▶ **Goal**
Determine how many lines below hold the string "routing". Reply with the number alone.

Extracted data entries
________________________

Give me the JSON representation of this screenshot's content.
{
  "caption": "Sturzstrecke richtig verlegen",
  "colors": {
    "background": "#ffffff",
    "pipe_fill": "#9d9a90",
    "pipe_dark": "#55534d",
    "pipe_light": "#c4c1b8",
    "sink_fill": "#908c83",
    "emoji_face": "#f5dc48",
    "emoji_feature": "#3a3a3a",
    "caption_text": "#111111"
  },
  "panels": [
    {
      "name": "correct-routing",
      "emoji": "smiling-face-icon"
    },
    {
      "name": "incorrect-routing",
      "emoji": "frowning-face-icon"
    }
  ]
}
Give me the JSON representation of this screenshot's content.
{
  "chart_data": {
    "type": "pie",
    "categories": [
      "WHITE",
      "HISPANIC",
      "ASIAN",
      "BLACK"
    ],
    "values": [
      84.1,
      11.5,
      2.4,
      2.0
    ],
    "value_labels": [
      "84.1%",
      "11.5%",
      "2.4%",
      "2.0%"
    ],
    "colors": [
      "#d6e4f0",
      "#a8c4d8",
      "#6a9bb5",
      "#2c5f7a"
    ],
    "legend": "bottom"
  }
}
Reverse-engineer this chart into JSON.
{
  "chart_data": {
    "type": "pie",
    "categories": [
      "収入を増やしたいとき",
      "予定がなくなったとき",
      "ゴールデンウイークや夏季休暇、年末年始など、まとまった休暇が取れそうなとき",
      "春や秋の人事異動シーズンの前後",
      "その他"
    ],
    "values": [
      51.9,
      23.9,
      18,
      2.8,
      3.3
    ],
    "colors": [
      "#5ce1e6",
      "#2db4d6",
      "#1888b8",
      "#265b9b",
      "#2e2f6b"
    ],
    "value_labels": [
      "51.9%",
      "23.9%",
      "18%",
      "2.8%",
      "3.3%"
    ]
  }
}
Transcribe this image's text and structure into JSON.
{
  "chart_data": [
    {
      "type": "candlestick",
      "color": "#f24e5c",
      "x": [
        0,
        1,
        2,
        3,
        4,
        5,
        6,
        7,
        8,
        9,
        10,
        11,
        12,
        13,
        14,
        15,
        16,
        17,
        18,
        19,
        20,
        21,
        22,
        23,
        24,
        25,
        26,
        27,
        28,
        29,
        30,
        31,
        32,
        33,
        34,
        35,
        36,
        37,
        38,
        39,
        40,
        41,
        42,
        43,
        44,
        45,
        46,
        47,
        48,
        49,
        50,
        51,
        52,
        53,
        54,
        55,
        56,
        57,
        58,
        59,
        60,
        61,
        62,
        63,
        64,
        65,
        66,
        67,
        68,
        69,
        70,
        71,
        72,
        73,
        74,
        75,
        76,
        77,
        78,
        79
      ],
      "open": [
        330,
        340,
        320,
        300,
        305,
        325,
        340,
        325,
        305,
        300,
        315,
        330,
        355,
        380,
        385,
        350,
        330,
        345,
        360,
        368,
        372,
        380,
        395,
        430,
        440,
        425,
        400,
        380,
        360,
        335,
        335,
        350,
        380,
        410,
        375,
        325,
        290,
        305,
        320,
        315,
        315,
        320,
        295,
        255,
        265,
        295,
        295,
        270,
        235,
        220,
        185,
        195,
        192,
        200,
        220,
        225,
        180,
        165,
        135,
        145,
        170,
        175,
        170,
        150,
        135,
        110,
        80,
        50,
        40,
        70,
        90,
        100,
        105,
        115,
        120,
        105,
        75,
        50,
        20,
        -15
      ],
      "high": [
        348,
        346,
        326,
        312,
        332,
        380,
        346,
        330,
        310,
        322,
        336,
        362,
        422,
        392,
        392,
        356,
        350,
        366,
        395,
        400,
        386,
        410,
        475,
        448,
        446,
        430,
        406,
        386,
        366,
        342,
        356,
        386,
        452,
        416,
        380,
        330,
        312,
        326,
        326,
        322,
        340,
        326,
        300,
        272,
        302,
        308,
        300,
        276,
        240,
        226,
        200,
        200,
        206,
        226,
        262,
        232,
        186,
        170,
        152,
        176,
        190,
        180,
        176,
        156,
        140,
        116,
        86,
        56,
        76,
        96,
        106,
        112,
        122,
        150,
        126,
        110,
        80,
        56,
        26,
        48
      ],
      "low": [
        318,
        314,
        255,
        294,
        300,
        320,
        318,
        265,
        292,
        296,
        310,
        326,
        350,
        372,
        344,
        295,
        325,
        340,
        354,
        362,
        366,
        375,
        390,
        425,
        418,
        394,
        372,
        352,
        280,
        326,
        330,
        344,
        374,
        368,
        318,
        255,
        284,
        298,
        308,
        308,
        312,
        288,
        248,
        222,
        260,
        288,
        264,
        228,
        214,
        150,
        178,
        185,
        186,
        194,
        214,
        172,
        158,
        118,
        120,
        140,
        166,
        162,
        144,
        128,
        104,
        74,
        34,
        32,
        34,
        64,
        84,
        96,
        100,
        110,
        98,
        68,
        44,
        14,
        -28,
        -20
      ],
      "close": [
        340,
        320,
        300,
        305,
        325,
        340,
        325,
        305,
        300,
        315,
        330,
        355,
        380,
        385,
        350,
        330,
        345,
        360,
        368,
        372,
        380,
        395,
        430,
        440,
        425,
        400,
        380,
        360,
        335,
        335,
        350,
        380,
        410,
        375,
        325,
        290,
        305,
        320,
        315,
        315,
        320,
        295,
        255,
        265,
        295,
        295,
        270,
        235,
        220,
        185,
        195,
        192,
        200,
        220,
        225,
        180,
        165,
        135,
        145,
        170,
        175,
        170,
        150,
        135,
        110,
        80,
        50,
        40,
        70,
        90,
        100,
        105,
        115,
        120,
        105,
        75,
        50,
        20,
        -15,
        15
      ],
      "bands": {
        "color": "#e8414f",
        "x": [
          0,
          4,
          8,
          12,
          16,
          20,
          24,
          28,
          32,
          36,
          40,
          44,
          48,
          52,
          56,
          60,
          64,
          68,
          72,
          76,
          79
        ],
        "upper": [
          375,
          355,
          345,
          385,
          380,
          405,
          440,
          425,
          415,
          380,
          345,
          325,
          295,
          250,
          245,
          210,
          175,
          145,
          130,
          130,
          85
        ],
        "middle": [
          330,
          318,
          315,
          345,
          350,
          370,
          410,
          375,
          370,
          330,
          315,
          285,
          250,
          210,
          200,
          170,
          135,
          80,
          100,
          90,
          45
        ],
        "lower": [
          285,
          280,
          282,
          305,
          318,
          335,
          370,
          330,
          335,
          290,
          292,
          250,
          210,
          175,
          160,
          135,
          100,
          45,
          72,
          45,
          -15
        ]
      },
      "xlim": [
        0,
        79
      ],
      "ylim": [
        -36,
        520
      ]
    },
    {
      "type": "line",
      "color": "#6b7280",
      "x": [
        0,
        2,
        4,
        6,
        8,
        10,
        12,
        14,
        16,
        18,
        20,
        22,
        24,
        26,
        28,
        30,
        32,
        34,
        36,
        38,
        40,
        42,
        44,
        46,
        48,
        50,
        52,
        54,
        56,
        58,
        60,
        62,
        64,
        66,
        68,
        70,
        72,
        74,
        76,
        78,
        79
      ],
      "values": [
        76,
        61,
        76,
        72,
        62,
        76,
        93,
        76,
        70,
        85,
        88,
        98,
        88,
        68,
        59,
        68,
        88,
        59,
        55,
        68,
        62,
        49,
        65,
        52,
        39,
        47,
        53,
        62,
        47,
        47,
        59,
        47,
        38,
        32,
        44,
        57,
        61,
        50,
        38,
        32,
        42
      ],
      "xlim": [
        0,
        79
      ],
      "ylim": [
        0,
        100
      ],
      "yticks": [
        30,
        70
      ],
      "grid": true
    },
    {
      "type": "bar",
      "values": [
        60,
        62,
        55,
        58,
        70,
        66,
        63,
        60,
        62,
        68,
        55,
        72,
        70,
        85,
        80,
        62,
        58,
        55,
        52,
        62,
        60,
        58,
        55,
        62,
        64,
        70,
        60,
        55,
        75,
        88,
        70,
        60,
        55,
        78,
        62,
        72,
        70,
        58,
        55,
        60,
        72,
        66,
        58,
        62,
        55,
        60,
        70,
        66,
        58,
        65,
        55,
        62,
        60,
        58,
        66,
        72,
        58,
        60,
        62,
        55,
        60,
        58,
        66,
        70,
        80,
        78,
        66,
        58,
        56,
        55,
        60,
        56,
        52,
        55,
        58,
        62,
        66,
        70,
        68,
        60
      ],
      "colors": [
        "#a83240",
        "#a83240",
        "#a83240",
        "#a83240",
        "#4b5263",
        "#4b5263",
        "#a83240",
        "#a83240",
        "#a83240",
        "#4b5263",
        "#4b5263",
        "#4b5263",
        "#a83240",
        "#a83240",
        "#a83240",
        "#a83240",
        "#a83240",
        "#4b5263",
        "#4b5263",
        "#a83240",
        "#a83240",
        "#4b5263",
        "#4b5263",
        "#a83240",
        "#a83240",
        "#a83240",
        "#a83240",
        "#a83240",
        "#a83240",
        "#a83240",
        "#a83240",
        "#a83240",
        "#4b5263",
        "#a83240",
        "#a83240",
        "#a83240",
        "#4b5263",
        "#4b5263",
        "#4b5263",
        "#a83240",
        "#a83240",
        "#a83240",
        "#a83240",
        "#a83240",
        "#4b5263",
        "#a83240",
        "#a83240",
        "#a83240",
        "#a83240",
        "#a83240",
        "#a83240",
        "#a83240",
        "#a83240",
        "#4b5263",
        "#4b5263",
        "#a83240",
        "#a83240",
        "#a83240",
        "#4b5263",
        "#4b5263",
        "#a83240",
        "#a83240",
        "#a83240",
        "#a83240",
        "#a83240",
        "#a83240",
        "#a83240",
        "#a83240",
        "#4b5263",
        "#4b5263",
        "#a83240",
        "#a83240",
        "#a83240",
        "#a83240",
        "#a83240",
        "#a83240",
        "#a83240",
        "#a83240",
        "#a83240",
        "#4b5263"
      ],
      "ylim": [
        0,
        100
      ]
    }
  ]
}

________________________

▶ **Result for this task**
2